§ **What is needed**:
Pick out and copy every line below that has the word "image".

[Begin Entries provided]

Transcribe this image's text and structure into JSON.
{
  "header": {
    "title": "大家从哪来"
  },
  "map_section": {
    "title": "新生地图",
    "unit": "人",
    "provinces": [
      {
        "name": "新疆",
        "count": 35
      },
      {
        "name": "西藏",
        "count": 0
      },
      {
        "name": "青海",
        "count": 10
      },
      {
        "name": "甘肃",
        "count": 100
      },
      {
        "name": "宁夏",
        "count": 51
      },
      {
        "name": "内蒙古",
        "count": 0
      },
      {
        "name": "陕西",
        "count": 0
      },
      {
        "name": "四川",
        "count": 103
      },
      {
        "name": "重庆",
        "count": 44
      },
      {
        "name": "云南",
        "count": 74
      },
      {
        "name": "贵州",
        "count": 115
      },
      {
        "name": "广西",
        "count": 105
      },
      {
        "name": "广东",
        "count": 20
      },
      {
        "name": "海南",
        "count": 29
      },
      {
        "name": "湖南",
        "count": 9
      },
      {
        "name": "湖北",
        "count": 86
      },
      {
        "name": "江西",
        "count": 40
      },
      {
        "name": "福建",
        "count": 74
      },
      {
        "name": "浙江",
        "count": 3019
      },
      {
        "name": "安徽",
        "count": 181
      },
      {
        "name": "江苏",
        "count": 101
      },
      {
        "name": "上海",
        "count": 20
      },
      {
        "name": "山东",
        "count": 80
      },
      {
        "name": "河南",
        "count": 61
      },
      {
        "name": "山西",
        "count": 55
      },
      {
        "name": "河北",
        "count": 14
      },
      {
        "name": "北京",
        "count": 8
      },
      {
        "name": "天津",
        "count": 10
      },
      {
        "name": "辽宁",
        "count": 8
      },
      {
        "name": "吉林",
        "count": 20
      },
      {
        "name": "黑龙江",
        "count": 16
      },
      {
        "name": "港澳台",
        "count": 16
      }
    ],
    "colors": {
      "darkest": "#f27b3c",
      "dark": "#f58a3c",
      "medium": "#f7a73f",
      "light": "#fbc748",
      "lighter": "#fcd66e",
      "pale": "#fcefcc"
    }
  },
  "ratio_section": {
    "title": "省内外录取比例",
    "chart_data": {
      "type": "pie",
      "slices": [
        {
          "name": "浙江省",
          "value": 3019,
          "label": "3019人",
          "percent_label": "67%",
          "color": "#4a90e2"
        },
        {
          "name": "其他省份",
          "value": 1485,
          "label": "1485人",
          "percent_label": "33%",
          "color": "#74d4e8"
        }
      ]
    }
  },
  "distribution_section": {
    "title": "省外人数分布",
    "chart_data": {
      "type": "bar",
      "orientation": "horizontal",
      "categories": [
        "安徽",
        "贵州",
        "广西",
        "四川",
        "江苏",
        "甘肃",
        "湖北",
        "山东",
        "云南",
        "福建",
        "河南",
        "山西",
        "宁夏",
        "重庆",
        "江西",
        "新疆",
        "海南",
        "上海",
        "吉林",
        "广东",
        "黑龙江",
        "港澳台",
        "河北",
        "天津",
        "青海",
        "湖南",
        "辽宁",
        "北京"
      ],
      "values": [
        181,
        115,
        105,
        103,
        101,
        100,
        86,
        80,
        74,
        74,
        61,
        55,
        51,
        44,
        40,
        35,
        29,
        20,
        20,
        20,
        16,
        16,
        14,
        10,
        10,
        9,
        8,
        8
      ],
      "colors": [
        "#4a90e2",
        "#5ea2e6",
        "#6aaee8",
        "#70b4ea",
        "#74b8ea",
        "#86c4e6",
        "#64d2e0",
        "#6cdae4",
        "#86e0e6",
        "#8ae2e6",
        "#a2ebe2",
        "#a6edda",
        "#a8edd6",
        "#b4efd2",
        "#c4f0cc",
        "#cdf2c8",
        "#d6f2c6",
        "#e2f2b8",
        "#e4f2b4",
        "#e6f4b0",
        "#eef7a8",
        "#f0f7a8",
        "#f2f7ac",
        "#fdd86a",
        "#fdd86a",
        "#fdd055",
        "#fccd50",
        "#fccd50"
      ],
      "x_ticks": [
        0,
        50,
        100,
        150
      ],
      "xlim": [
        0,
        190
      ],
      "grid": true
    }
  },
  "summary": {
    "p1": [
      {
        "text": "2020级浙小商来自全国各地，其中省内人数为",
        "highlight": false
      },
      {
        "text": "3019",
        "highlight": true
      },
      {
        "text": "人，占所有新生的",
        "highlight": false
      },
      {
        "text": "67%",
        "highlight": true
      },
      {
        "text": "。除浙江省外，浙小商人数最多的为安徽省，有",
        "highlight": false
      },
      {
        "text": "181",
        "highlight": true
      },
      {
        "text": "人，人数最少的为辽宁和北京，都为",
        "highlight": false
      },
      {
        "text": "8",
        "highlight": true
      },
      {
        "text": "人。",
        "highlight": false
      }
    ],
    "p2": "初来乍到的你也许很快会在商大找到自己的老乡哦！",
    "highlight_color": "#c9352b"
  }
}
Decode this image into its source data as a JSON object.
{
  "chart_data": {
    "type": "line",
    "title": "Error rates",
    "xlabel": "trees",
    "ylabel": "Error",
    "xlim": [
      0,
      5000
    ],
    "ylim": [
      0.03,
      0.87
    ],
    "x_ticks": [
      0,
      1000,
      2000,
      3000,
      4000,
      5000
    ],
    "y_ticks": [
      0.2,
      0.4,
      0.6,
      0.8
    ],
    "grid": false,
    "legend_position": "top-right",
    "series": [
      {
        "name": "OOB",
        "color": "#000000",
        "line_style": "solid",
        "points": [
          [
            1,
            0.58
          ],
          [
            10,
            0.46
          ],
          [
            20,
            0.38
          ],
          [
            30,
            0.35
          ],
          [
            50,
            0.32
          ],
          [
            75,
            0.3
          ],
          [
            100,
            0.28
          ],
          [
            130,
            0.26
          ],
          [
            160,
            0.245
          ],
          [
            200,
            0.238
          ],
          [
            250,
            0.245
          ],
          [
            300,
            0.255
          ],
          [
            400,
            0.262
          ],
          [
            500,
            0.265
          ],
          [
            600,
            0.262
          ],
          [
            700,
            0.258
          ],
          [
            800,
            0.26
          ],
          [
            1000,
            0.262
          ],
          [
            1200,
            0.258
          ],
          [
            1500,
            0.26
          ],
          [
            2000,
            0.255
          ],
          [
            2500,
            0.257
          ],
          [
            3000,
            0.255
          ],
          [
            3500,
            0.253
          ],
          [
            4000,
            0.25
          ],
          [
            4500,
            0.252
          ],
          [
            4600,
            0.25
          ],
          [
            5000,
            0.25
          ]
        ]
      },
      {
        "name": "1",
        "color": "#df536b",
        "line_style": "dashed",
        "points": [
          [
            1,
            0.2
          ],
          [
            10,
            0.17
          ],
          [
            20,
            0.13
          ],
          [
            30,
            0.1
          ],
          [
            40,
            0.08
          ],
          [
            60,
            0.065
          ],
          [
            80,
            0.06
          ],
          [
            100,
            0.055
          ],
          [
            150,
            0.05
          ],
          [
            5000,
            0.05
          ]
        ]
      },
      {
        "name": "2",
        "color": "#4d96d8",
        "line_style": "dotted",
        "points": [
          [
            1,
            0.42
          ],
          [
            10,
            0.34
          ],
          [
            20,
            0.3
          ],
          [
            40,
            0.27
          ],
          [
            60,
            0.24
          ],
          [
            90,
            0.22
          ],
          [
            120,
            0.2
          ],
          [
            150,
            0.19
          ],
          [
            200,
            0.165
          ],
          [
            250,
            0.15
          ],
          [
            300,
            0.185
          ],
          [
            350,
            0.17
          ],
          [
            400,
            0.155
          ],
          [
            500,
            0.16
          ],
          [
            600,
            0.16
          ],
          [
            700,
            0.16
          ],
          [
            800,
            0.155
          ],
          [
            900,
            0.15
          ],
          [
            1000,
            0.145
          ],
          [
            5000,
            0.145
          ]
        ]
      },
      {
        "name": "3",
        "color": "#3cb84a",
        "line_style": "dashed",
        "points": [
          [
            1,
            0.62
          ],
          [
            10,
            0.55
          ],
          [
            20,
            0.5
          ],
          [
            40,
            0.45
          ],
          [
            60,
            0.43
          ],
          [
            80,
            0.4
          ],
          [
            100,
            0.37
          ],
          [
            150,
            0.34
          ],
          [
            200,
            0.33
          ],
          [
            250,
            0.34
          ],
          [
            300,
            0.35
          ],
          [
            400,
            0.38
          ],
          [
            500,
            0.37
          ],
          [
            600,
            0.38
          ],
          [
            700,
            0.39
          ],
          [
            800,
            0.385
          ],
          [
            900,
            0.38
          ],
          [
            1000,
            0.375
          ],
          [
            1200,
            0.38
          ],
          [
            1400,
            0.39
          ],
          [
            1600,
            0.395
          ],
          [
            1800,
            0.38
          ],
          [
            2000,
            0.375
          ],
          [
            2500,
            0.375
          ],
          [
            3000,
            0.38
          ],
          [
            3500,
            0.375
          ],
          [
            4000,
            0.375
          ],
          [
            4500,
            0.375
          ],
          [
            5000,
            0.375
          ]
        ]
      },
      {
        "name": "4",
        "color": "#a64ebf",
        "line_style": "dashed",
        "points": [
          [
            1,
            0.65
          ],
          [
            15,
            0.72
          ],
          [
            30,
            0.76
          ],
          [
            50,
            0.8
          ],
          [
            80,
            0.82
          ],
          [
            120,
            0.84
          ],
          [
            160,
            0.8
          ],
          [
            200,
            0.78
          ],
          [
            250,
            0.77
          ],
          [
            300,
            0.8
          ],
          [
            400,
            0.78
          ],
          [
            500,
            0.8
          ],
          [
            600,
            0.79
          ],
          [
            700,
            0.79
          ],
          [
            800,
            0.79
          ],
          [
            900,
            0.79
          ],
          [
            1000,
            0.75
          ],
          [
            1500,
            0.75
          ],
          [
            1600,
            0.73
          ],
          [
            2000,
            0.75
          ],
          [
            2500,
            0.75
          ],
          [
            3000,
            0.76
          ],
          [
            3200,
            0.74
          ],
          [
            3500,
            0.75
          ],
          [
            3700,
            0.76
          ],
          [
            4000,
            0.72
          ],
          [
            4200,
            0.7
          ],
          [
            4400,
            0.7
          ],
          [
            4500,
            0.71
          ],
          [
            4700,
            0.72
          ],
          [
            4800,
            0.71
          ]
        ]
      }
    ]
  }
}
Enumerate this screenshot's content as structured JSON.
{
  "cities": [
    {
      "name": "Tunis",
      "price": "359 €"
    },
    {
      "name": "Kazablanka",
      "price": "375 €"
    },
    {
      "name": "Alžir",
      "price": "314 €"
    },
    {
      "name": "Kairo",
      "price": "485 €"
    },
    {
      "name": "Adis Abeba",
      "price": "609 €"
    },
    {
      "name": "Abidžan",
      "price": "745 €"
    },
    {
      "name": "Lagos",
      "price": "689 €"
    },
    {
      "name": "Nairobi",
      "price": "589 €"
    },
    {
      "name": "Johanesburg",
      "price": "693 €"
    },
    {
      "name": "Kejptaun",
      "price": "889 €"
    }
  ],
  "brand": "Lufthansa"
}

[End Entries provided]

§ **Worked solution**:
Transcribe this image's text and structure into JSON.
Decode this image into its source data as a JSON object.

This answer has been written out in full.